• **Work to complete**: Of the lines listed below, how many contain the string "régulation"? Answer with the number alone.

[Exercise input start]

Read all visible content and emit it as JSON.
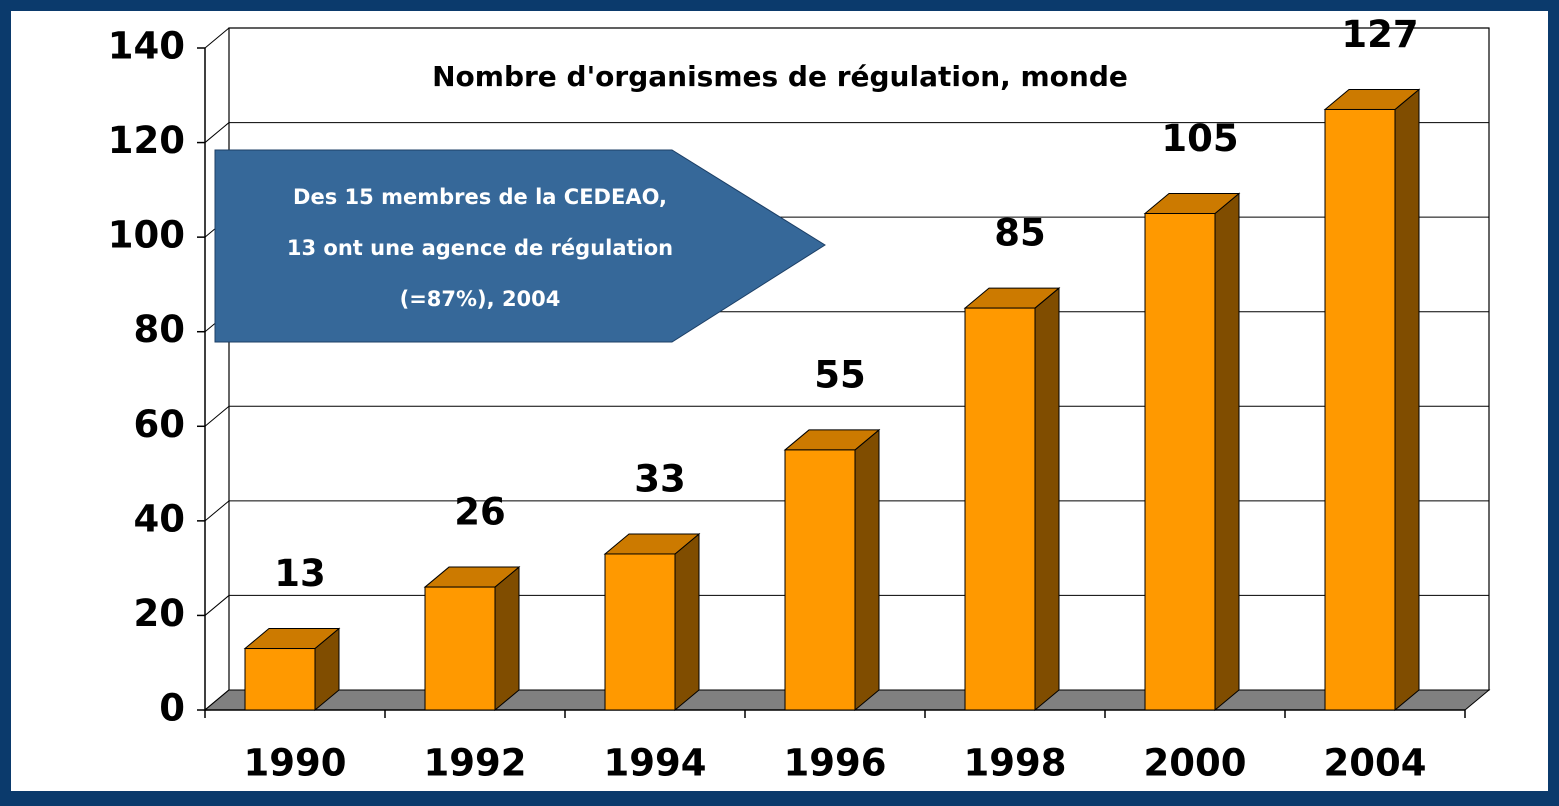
{
  "chart_data": {
    "type": "bar3d",
    "title": "Nombre d'organismes de régulation, monde",
    "annotation": [
      "Des 15 membres de la CEDEAO,",
      "13 ont une agence de régulation",
      "(=87%), 2004"
    ],
    "categories": [
      "1990",
      "1992",
      "1994",
      "1996",
      "1998",
      "2000",
      "2004"
    ],
    "values": [
      13,
      26,
      33,
      55,
      85,
      105,
      127
    ],
    "color": "#ff9900",
    "ylim": [
      0,
      140
    ],
    "yticks": [
      0,
      20,
      40,
      60,
      80,
      100,
      120,
      140
    ],
    "grid": true
  }
}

[Exercise input end]

• **In response**: 2